• TASK TO COMPLETE
All lines below must be repeated exactly, with the pictures omitted.
-------------------------
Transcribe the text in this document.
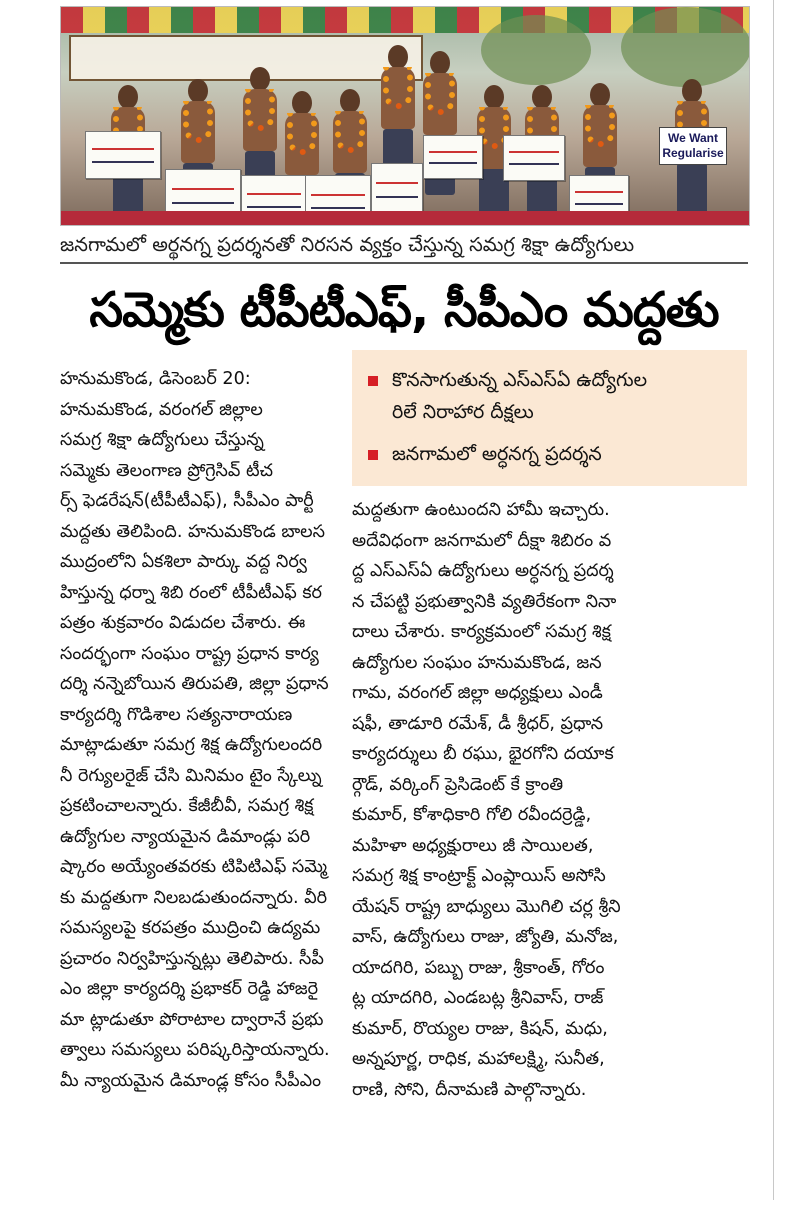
We Want Regularise
జనగామలో అర్థనగ్న ప్రదర్శనతో నిరసన వ్యక్తం చేస్తున్న సమగ్ర శిక్షా ఉద్యోగులు
సమ్మెకు టీపీటీఎఫ్, సీపీఎం మద్దతు
కొనసాగుతున్న ఎస్ఎస్ఏ ఉద్యోగుల
రిలే నిరాహార దీక్షలు
జనగామలో అర్ధనగ్న ప్రదర్శన
హనుమకొండ, డిసెంబర్ 20:
హనుమకొండ, వరంగల్ జిల్లాల
సమగ్ర శిక్షా ఉద్యోగులు చేస్తున్న
సమ్మెకు తెలంగాణ ప్రోగ్రెసివ్ టీచ
ర్స్ ఫెడరేషన్(టీపీటీఎఫ్), సీపీఎం పార్టీ
మద్దతు తెలిపింది. హనుమకొండ బాలస
ముద్రంలోని ఏకశిలా పార్కు వద్ద నిర్వ
హిస్తున్న ధర్నా శిబి రంలో టీపీటీఎఫ్ కర
పత్రం శుక్రవారం విడుదల చేశారు. ఈ
సందర్భంగా సంఘం రాష్ట్ర ప్రధాన కార్య
దర్శి నన్నెబోయిన తిరుపతి, జిల్లా ప్రధాన
కార్యదర్శి గొడిశాల సత్యనారాయణ
మాట్లాడుతూ సమగ్ర శిక్ష ఉద్యోగులందరి
నీ రెగ్యులరైజ్ చేసి మినిమం టైం స్కేల్ను
ప్రకటించాలన్నారు. కేజీబీవీ, సమగ్ర శిక్ష
ఉద్యోగుల న్యాయమైన డిమాండ్లు పరి
ష్కారం అయ్యేంతవరకు టిపిటిఎఫ్ సమ్మె
కు మద్దతుగా నిలబడుతుందన్నారు. వీరి
సమస్యలపై కరపత్రం ముద్రించి ఉద్యమ
ప్రచారం నిర్వహిస్తున్నట్లు తెలిపారు. సీపీ
ఎం జిల్లా కార్యదర్శి ప్రభాకర్ రెడ్డి హాజరై
మా ట్లాడుతూ పోరాటాల ద్వారానే ప్రభు
త్వాలు సమస్యలు పరిష్కరిస్తాయన్నారు.
మీ న్యాయమైన డిమాండ్ల కోసం సీపీఎం
మద్దతుగా ఉంటుందని హామీ ఇచ్చారు.
అదేవిధంగా జనగామలో దీక్షా శిబిరం వ
ద్ద ఎస్ఎస్ఏ ఉద్యోగులు అర్ధనగ్న ప్రదర్శ
న చేపట్టి ప్రభుత్వానికి వ్యతిరేకంగా నినా
దాలు చేశారు. కార్యక్రమంలో సమగ్ర శిక్ష
ఉద్యోగుల సంఘం హనుమకొండ, జన
గామ, వరంగల్ జిల్లా అధ్యక్షులు ఎండీ
షఫీ, తాడూరి రమేశ్, డీ శ్రీధర్, ప్రధాన
కార్యదర్శులు బీ రఘు, భైరగోని దయాక
ర్గౌడ్, వర్కింగ్ ప్రెసిడెంట్ కే క్రాంతి
కుమార్, కోశాధికారి గోలి రవీందర్రెడ్డి,
మహిళా అధ్యక్షురాలు జీ సాయిలత,
సమగ్ర శిక్ష కాంట్రాక్ట్ ఎంప్లాయిస్ అసోసి
యేషన్ రాష్ట్ర బాధ్యులు మొగిలి చర్ల శ్రీని
వాస్, ఉద్యోగులు రాజు, జ్యోతి, మనోజ,
యాదగిరి, పబ్బు రాజు, శ్రీకాంత్, గోరం
ట్ల యాదగిరి, ఎండబట్ల శ్రీనివాస్, రాజ్
కుమార్, రొయ్యల రాజు, కిషన్, మధు,
అన్నపూర్ణ, రాధిక, మహాలక్ష్మి, సునీత,
రాణి, సోని, దీనామణి పాల్గొన్నారు.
-------------------------
• ANSWER FOR THIS EXERCISE
Transcribe the text in this document.
We Want Regularise
జనగామలో అర్థనగ్న ప్రదర్శనతో నిరసన వ్యక్తం చేస్తున్న సమగ్ర శిక్షా ఉద్యోగులు
సమ్మెకు టీపీటీఎఫ్, సీపీఎం మద్దతు
కొనసాగుతున్న ఎస్ఎస్ఏ ఉద్యోగుల
రిలే నిరాహార దీక్షలు
జనగామలో అర్ధనగ్న ప్రదర్శన
హనుమకొండ, డిసెంబర్ 20:
హనుమకొండ, వరంగల్ జిల్లాల
సమగ్ర శిక్షా ఉద్యోగులు చేస్తున్న
సమ్మెకు తెలంగాణ ప్రోగ్రెసివ్ టీచ
ర్స్ ఫెడరేషన్(టీపీటీఎఫ్), సీపీఎం పార్టీ
మద్దతు తెలిపింది. హనుమకొండ బాలస
ముద్రంలోని ఏకశిలా పార్కు వద్ద నిర్వ
హిస్తున్న ధర్నా శిబి రంలో టీపీటీఎఫ్ కర
పత్రం శుక్రవారం విడుదల చేశారు. ఈ
సందర్భంగా సంఘం రాష్ట్ర ప్రధాన కార్య
దర్శి నన్నెబోయిన తిరుపతి, జిల్లా ప్రధాన
కార్యదర్శి గొడిశాల సత్యనారాయణ
మాట్లాడుతూ సమగ్ర శిక్ష ఉద్యోగులందరి
నీ రెగ్యులరైజ్ చేసి మినిమం టైం స్కేల్ను
ప్రకటించాలన్నారు. కేజీబీవీ, సమగ్ర శిక్ష
ఉద్యోగుల న్యాయమైన డిమాండ్లు పరి
ష్కారం అయ్యేంతవరకు టిపిటిఎఫ్ సమ్మె
కు మద్దతుగా నిలబడుతుందన్నారు. వీరి
సమస్యలపై కరపత్రం ముద్రించి ఉద్యమ
ప్రచారం నిర్వహిస్తున్నట్లు తెలిపారు. సీపీ
ఎం జిల్లా కార్యదర్శి ప్రభాకర్ రెడ్డి హాజరై
మా ట్లాడుతూ పోరాటాల ద్వారానే ప్రభు
త్వాలు సమస్యలు పరిష్కరిస్తాయన్నారు.
మీ న్యాయమైన డిమాండ్ల కోసం సీపీఎం
మద్దతుగా ఉంటుందని హామీ ఇచ్చారు.
అదేవిధంగా జనగామలో దీక్షా శిబిరం వ
ద్ద ఎస్ఎస్ఏ ఉద్యోగులు అర్ధనగ్న ప్రదర్శ
న చేపట్టి ప్రభుత్వానికి వ్యతిరేకంగా నినా
దాలు చేశారు. కార్యక్రమంలో సమగ్ర శిక్ష
ఉద్యోగుల సంఘం హనుమకొండ, జన
గామ, వరంగల్ జిల్లా అధ్యక్షులు ఎండీ
షఫీ, తాడూరి రమేశ్, డీ శ్రీధర్, ప్రధాన
కార్యదర్శులు బీ రఘు, భైరగోని దయాక
ర్గౌడ్, వర్కింగ్ ప్రెసిడెంట్ కే క్రాంతి
కుమార్, కోశాధికారి గోలి రవీందర్రెడ్డి,
మహిళా అధ్యక్షురాలు జీ సాయిలత,
సమగ్ర శిక్ష కాంట్రాక్ట్ ఎంప్లాయిస్ అసోసి
యేషన్ రాష్ట్ర బాధ్యులు మొగిలి చర్ల శ్రీని
వాస్, ఉద్యోగులు రాజు, జ్యోతి, మనోజ,
యాదగిరి, పబ్బు రాజు, శ్రీకాంత్, గోరం
ట్ల యాదగిరి, ఎండబట్ల శ్రీనివాస్, రాజ్
కుమార్, రొయ్యల రాజు, కిషన్, మధు,
అన్నపూర్ణ, రాధిక, మహాలక్ష్మి, సునీత,
రాణి, సోని, దీనామణి పాల్గొన్నారు.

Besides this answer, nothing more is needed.